++++ DATA SHOWN ++++

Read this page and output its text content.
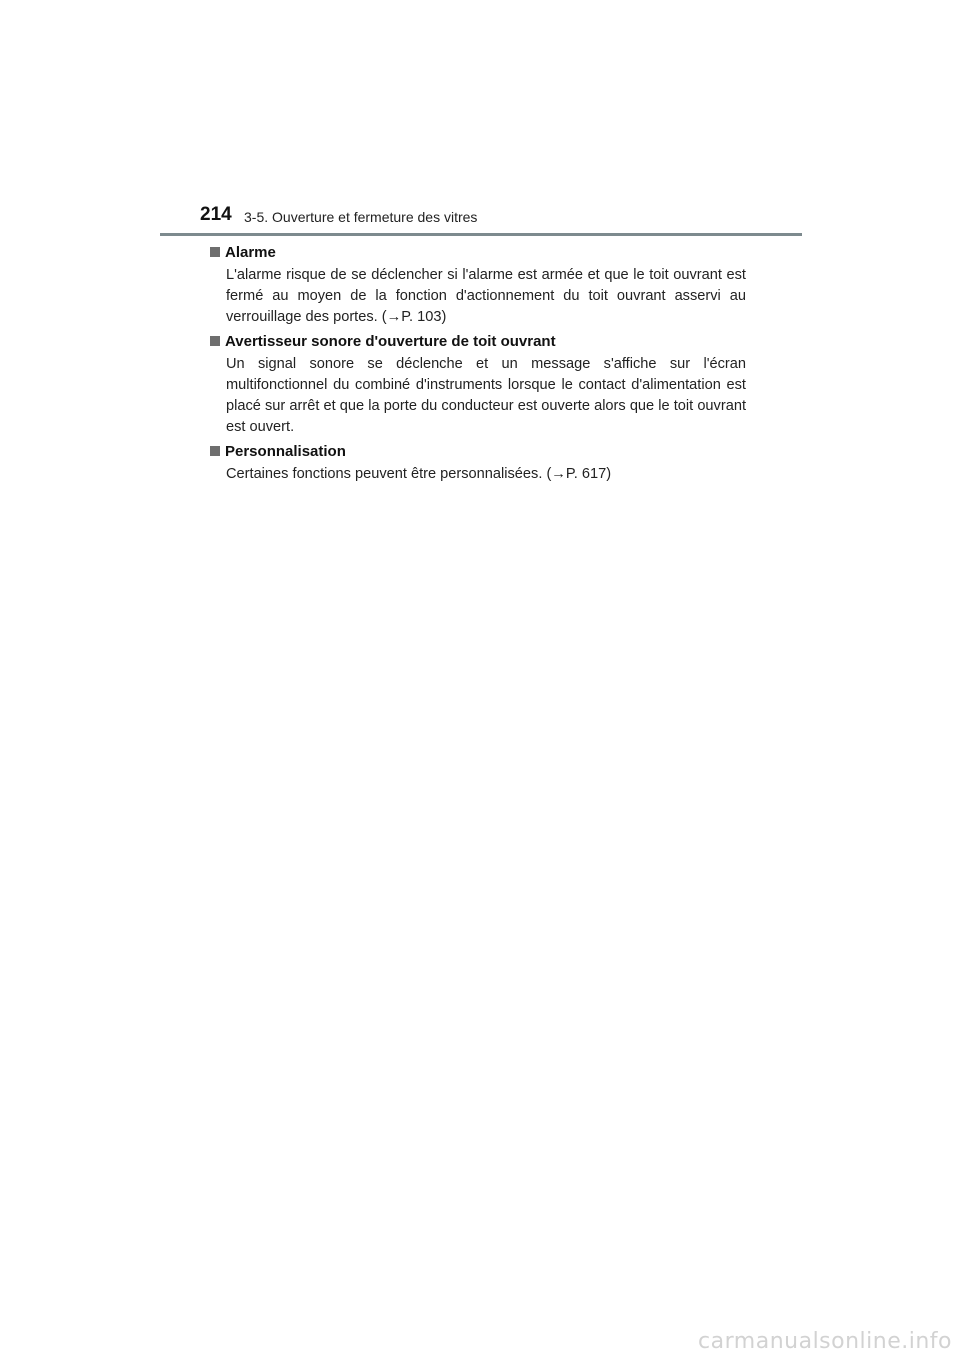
214 3-5. Ouverture et fermeture des vitres
Alarme
L'alarme risque de se déclencher si l'alarme est armée et que le toit ouvrant est fermé au moyen de la fonction d'actionnement du toit ouvrant asservi au verrouillage des portes. (→P. 103)
Avertisseur sonore d'ouverture de toit ouvrant
Un signal sonore se déclenche et un message s'affiche sur l'écran multifonctionnel du combiné d'instruments lorsque le contact d'alimentation est placé sur arrêt et que la porte du conducteur est ouverte alors que le toit ouvrant est ouvert.
Personnalisation
Certaines fonctions peuvent être personnalisées. (→P. 617)
carmanualsonline.info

++++

WHAT TO DO:
Transcribe the records above exactly, leaving out every picture.

EXPECTED ANSWER:
Read this page and output its text content.
214 3-5. Ouverture et fermeture des vitres
Alarme
L'alarme risque de se déclencher si l'alarme est armée et que le toit ouvrant est fermé au moyen de la fonction d'actionnement du toit ouvrant asservi au verrouillage des portes. (→P. 103)
Avertisseur sonore d'ouverture de toit ouvrant
Un signal sonore se déclenche et un message s'affiche sur l'écran multifonctionnel du combiné d'instruments lorsque le contact d'alimentation est placé sur arrêt et que la porte du conducteur est ouverte alors que le toit ouvrant est ouvert.
Personnalisation
Certaines fonctions peuvent être personnalisées. (→P. 617)
carmanualsonline.info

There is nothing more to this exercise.